Copy every line that contains the string "AliExpress" from the entries below.

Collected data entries
— begin —
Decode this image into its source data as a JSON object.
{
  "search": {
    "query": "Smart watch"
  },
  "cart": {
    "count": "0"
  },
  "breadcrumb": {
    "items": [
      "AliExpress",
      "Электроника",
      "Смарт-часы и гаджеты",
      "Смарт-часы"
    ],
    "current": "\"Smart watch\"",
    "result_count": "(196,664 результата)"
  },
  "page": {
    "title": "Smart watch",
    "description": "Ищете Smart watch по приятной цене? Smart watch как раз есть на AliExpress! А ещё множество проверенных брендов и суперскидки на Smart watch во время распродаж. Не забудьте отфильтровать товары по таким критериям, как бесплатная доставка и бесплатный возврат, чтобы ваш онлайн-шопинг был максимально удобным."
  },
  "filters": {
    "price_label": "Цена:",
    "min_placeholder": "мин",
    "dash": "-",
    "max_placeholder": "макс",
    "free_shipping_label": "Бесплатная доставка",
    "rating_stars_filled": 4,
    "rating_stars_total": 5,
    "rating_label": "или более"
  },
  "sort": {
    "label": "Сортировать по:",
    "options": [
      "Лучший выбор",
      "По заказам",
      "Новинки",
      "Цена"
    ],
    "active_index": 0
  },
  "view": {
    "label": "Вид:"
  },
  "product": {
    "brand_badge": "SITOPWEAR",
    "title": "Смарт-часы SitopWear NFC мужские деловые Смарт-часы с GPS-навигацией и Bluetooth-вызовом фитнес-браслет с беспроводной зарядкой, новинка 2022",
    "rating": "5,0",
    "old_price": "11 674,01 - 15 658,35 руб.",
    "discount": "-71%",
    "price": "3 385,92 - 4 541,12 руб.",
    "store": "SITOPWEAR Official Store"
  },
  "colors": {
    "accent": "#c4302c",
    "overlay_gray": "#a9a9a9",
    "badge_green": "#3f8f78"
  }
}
— end —
**Answer to this problem**
      "AliExpress",
    "description": "Ищете Smart watch по приятной цене? Smart watch как раз есть на AliExpress! А ещё множество проверенных брендов и суперскидки на Smart watch во время распродаж. Не забудьте отфильтровать товары по таким критериям, как бесплатная доставка и бесплатный возврат, чтобы ваш онлайн-шопинг был максимально удобным."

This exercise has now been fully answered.